[Start of Given data]

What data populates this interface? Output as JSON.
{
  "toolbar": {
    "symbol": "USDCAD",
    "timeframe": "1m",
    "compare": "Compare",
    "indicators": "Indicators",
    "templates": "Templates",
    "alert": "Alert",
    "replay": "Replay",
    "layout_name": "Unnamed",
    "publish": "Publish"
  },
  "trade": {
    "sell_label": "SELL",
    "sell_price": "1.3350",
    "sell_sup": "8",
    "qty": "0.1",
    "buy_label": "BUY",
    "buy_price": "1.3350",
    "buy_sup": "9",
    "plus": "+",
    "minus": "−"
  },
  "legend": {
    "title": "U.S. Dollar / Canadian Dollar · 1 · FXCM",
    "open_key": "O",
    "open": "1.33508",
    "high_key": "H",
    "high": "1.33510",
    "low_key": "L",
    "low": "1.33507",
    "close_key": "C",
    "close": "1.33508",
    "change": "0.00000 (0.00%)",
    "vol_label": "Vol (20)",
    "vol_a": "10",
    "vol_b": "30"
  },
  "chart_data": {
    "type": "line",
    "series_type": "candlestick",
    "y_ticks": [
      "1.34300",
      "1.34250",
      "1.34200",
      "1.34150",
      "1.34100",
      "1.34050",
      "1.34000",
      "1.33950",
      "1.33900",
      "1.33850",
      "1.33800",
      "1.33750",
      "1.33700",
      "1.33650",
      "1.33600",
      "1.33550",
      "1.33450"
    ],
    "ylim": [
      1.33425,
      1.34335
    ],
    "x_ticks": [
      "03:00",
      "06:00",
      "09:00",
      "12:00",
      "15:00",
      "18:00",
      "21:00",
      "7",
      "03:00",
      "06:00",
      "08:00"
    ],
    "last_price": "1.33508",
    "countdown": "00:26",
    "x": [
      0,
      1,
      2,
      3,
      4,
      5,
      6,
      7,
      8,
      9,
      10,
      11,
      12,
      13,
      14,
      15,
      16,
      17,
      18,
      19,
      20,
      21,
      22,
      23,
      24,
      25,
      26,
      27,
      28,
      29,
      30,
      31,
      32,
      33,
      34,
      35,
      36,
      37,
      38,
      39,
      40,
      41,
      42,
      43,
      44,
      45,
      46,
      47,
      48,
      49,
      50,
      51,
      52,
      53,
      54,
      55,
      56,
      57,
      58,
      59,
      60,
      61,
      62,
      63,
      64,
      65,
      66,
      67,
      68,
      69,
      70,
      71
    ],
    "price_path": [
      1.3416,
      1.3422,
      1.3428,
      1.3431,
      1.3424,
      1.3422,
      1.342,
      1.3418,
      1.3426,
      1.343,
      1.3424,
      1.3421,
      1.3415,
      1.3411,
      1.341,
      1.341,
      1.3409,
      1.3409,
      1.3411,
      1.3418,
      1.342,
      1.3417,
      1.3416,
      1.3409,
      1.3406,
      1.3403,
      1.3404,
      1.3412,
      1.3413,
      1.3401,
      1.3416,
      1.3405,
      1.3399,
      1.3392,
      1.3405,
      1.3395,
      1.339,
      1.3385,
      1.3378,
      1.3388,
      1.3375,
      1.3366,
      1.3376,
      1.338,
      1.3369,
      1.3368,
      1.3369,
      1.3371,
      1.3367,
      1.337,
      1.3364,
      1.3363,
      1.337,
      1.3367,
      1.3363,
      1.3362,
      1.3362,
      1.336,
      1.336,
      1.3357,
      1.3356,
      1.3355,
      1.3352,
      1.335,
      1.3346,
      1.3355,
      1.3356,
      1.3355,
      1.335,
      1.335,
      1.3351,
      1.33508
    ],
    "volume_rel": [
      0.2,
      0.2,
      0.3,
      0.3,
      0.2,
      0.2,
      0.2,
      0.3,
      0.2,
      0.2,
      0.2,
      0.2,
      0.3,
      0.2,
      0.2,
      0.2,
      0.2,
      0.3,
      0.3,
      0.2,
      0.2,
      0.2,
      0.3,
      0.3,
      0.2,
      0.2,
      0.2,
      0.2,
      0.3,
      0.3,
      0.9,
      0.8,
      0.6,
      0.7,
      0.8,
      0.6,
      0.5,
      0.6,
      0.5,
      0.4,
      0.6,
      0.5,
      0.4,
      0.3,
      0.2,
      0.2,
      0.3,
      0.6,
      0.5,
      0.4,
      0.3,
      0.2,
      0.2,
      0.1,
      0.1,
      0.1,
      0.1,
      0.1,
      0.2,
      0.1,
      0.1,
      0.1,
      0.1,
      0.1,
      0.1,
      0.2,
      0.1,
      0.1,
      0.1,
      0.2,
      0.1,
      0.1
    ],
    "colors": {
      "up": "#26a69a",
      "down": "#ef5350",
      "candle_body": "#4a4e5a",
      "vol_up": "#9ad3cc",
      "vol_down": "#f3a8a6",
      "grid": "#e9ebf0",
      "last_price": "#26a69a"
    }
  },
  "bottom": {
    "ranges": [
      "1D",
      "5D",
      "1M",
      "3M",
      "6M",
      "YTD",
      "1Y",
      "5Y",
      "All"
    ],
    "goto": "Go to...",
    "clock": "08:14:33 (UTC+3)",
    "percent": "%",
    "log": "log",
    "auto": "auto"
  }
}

[End of Given data]

== Written problem ==
Print out every entry, keeping each one exact.

== Output for this task ==
What data populates this interface? Output as JSON.
{
  "toolbar": {
    "symbol": "USDCAD",
    "timeframe": "1m",
    "compare": "Compare",
    "indicators": "Indicators",
    "templates": "Templates",
    "alert": "Alert",
    "replay": "Replay",
    "layout_name": "Unnamed",
    "publish": "Publish"
  },
  "trade": {
    "sell_label": "SELL",
    "sell_price": "1.3350",
    "sell_sup": "8",
    "qty": "0.1",
    "buy_label": "BUY",
    "buy_price": "1.3350",
    "buy_sup": "9",
    "plus": "+",
    "minus": "−"
  },
  "legend": {
    "title": "U.S. Dollar / Canadian Dollar · 1 · FXCM",
    "open_key": "O",
    "open": "1.33508",
    "high_key": "H",
    "high": "1.33510",
    "low_key": "L",
    "low": "1.33507",
    "close_key": "C",
    "close": "1.33508",
    "change": "0.00000 (0.00%)",
    "vol_label": "Vol (20)",
    "vol_a": "10",
    "vol_b": "30"
  },
  "chart_data": {
    "type": "line",
    "series_type": "candlestick",
    "y_ticks": [
      "1.34300",
      "1.34250",
      "1.34200",
      "1.34150",
      "1.34100",
      "1.34050",
      "1.34000",
      "1.33950",
      "1.33900",
      "1.33850",
      "1.33800",
      "1.33750",
      "1.33700",
      "1.33650",
      "1.33600",
      "1.33550",
      "1.33450"
    ],
    "ylim": [
      1.33425,
      1.34335
    ],
    "x_ticks": [
      "03:00",
      "06:00",
      "09:00",
      "12:00",
      "15:00",
      "18:00",
      "21:00",
      "7",
      "03:00",
      "06:00",
      "08:00"
    ],
    "last_price": "1.33508",
    "countdown": "00:26",
    "x": [
      0,
      1,
      2,
      3,
      4,
      5,
      6,
      7,
      8,
      9,
      10,
      11,
      12,
      13,
      14,
      15,
      16,
      17,
      18,
      19,
      20,
      21,
      22,
      23,
      24,
      25,
      26,
      27,
      28,
      29,
      30,
      31,
      32,
      33,
      34,
      35,
      36,
      37,
      38,
      39,
      40,
      41,
      42,
      43,
      44,
      45,
      46,
      47,
      48,
      49,
      50,
      51,
      52,
      53,
      54,
      55,
      56,
      57,
      58,
      59,
      60,
      61,
      62,
      63,
      64,
      65,
      66,
      67,
      68,
      69,
      70,
      71
    ],
    "price_path": [
      1.3416,
      1.3422,
      1.3428,
      1.3431,
      1.3424,
      1.3422,
      1.342,
      1.3418,
      1.3426,
      1.343,
      1.3424,
      1.3421,
      1.3415,
      1.3411,
      1.341,
      1.341,
      1.3409,
      1.3409,
      1.3411,
      1.3418,
      1.342,
      1.3417,
      1.3416,
      1.3409,
      1.3406,
      1.3403,
      1.3404,
      1.3412,
      1.3413,
      1.3401,
      1.3416,
      1.3405,
      1.3399,
      1.3392,
      1.3405,
      1.3395,
      1.339,
      1.3385,
      1.3378,
      1.3388,
      1.3375,
      1.3366,
      1.3376,
      1.338,
      1.3369,
      1.3368,
      1.3369,
      1.3371,
      1.3367,
      1.337,
      1.3364,
      1.3363,
      1.337,
      1.3367,
      1.3363,
      1.3362,
      1.3362,
      1.336,
      1.336,
      1.3357,
      1.3356,
      1.3355,
      1.3352,
      1.335,
      1.3346,
      1.3355,
      1.3356,
      1.3355,
      1.335,
      1.335,
      1.3351,
      1.33508
    ],
    "volume_rel": [
      0.2,
      0.2,
      0.3,
      0.3,
      0.2,
      0.2,
      0.2,
      0.3,
      0.2,
      0.2,
      0.2,
      0.2,
      0.3,
      0.2,
      0.2,
      0.2,
      0.2,
      0.3,
      0.3,
      0.2,
      0.2,
      0.2,
      0.3,
      0.3,
      0.2,
      0.2,
      0.2,
      0.2,
      0.3,
      0.3,
      0.9,
      0.8,
      0.6,
      0.7,
      0.8,
      0.6,
      0.5,
      0.6,
      0.5,
      0.4,
      0.6,
      0.5,
      0.4,
      0.3,
      0.2,
      0.2,
      0.3,
      0.6,
      0.5,
      0.4,
      0.3,
      0.2,
      0.2,
      0.1,
      0.1,
      0.1,
      0.1,
      0.1,
      0.2,
      0.1,
      0.1,
      0.1,
      0.1,
      0.1,
      0.1,
      0.2,
      0.1,
      0.1,
      0.1,
      0.2,
      0.1,
      0.1
    ],
    "colors": {
      "up": "#26a69a",
      "down": "#ef5350",
      "candle_body": "#4a4e5a",
      "vol_up": "#9ad3cc",
      "vol_down": "#f3a8a6",
      "grid": "#e9ebf0",
      "last_price": "#26a69a"
    }
  },
  "bottom": {
    "ranges": [
      "1D",
      "5D",
      "1M",
      "3M",
      "6M",
      "YTD",
      "1Y",
      "5Y",
      "All"
    ],
    "goto": "Go to...",
    "clock": "08:14:33 (UTC+3)",
    "percent": "%",
    "log": "log",
    "auto": "auto"
  }
}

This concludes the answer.